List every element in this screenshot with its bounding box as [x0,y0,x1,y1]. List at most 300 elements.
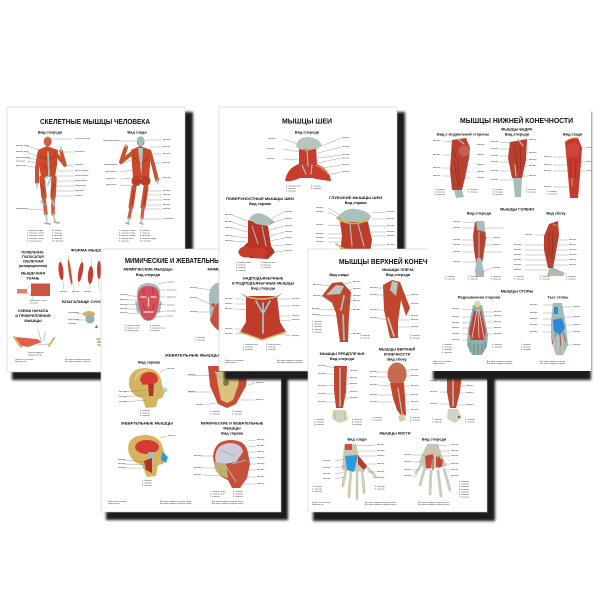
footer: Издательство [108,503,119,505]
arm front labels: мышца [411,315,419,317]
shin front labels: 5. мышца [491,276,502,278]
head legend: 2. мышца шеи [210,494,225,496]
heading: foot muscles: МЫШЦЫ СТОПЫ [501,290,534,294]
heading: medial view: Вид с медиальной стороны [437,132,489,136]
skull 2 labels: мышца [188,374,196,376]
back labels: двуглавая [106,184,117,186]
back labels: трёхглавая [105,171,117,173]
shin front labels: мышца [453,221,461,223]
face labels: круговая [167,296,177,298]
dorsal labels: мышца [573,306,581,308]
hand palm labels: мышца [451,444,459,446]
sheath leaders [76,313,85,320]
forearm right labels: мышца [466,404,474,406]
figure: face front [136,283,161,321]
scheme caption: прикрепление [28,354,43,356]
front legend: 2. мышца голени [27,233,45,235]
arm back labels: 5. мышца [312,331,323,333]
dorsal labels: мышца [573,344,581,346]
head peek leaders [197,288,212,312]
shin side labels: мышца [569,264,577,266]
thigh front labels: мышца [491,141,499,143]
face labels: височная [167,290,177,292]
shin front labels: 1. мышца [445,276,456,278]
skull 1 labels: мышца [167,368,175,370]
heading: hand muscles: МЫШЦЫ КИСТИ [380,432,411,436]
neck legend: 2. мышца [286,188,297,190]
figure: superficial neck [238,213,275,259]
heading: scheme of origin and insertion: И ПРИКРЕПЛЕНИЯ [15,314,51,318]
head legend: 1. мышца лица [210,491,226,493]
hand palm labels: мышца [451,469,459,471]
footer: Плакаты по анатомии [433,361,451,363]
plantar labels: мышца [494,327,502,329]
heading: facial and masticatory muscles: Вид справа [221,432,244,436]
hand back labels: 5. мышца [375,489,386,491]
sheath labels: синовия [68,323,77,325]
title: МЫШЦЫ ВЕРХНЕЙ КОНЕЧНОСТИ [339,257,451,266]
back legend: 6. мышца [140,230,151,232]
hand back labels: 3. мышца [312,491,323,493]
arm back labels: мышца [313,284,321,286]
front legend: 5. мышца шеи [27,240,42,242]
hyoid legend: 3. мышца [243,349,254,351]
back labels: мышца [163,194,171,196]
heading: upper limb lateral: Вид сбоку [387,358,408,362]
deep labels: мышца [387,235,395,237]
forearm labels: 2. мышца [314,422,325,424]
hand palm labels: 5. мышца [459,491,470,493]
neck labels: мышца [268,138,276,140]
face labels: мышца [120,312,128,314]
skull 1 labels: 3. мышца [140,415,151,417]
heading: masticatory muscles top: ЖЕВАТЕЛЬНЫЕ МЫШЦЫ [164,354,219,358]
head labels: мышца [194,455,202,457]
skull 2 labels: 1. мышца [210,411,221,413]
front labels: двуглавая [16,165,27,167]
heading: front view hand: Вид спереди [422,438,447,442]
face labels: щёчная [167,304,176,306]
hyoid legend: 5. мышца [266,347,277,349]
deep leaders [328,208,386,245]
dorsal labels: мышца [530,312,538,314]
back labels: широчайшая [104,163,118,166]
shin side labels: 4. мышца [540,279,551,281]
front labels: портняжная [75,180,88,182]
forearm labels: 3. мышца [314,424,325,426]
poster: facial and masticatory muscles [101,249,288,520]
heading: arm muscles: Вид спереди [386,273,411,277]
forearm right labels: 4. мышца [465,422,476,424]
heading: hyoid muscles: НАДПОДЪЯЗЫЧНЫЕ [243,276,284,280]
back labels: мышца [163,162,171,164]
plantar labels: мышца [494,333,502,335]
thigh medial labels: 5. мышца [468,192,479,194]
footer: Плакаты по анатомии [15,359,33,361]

▶ _Exercise directions_
Retype the stretch from the line that contains "footer: Издательство [108,503,119,505]" through the line that contains "figure: face front [136,283,161,321]", both included, exactly as they appear in the material.

▶ _Task output_
footer: Издательство [108,503,119,505]
arm front labels: мышца [411,315,419,317]
shin front labels: 5. мышца [491,276,502,278]
head legend: 2. мышца шеи [210,494,225,496]
heading: foot muscles: МЫШЦЫ СТОПЫ [501,290,534,294]
heading: medial view: Вид с медиальной стороны [437,132,489,136]
skull 2 labels: мышца [188,374,196,376]
back labels: двуглавая [106,184,117,186]
back labels: трёхглавая [105,171,117,173]
shin front labels: мышца [453,221,461,223]
face labels: круговая [167,296,177,298]
dorsal labels: мышца [573,306,581,308]
hand palm labels: мышца [451,444,459,446]
sheath leaders [76,313,85,320]
forearm right labels: мышца [466,404,474,406]
figure: face front [136,283,161,321]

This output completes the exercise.